--- Start ---

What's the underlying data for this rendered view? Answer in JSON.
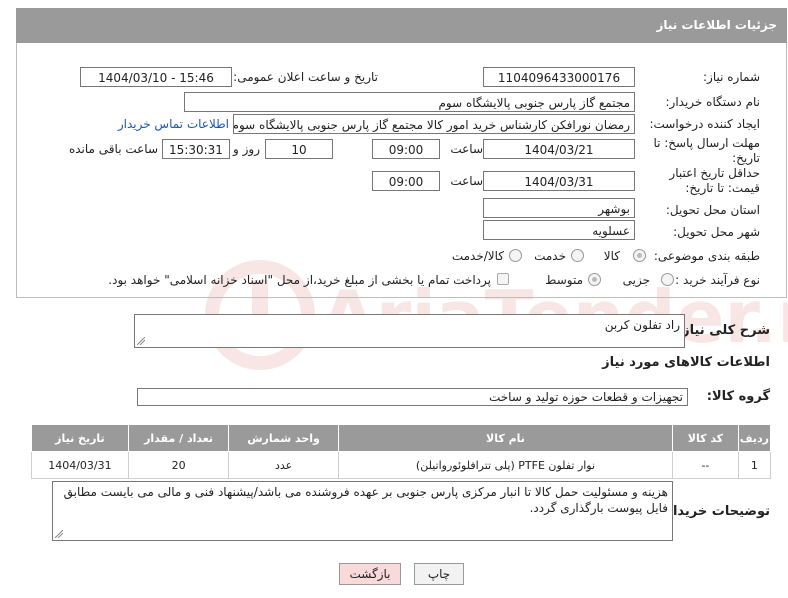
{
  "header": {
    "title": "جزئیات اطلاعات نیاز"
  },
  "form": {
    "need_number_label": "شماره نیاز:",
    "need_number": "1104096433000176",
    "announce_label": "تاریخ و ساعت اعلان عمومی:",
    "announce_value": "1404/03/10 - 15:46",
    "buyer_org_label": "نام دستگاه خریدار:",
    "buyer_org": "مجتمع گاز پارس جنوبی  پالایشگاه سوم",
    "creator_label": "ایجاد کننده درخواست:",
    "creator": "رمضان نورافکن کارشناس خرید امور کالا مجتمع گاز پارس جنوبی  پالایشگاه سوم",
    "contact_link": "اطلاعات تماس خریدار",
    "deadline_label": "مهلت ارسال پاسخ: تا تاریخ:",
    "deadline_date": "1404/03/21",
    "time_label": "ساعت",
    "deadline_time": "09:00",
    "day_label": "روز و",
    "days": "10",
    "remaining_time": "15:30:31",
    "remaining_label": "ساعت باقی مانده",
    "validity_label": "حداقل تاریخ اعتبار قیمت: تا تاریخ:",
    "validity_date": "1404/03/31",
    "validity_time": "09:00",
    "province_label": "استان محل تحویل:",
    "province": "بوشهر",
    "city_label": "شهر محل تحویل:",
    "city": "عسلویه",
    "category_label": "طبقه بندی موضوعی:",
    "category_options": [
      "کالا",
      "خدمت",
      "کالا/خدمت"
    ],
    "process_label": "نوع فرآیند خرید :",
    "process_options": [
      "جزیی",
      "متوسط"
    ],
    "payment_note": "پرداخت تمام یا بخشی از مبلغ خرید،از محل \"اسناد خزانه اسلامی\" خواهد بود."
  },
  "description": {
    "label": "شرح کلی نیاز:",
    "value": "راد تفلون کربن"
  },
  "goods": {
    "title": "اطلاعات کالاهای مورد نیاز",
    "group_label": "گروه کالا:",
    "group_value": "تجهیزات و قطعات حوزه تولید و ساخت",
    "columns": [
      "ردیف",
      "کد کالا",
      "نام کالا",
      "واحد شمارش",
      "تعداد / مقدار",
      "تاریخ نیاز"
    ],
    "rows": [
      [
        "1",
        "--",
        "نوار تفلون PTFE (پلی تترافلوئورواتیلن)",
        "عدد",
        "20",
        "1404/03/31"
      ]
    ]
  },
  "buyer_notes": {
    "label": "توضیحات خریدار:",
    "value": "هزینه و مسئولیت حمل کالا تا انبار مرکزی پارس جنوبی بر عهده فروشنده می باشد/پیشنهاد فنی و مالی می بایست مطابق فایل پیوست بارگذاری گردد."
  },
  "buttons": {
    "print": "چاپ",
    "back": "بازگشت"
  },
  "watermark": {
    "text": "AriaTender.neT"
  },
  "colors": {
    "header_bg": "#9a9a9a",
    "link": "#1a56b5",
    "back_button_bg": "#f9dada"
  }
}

--- End ---
--- Start ---

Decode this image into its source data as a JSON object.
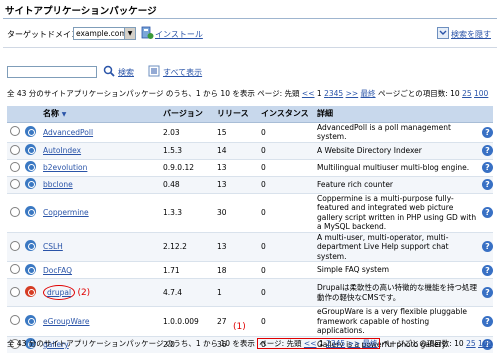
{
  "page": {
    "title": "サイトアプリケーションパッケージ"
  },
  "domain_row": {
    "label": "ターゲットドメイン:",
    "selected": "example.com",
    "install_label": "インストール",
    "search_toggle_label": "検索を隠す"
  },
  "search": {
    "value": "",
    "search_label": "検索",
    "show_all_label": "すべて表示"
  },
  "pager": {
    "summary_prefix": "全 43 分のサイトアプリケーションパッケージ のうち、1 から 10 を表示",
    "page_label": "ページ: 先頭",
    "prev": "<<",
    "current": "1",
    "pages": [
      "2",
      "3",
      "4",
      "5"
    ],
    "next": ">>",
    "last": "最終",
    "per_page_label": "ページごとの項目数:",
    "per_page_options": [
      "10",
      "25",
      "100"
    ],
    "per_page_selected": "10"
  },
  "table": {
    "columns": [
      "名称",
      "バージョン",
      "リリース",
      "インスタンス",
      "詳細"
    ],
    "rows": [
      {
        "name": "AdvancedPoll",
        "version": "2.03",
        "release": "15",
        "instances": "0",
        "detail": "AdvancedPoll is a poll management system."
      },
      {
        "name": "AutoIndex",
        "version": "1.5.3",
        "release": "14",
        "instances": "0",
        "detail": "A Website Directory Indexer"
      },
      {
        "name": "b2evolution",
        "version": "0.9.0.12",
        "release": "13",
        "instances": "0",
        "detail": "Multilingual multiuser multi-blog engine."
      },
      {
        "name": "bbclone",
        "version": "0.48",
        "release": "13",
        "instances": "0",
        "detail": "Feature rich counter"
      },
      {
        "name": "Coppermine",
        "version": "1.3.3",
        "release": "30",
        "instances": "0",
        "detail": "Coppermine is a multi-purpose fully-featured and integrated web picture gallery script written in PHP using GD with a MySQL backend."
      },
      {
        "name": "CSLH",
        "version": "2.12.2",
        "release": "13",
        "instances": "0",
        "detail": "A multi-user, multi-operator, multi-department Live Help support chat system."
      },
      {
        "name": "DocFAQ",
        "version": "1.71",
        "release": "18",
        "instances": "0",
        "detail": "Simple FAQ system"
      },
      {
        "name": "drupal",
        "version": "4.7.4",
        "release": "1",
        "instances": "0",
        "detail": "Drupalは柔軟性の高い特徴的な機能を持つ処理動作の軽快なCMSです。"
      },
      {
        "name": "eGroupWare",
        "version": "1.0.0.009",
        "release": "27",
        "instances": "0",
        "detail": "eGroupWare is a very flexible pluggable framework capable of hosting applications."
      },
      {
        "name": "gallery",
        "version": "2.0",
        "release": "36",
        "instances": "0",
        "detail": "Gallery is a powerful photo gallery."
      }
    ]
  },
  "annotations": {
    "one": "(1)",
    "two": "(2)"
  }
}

--- End ---

EXERCISE GOAL: Find the lines that include the string "system", then copy each of them.

TASK ANSWER:
        "detail": "AdvancedPoll is a poll management system."
        "detail": "A multi-user, multi-operator, multi-department Live Help support chat system."
        "detail": "Simple FAQ system"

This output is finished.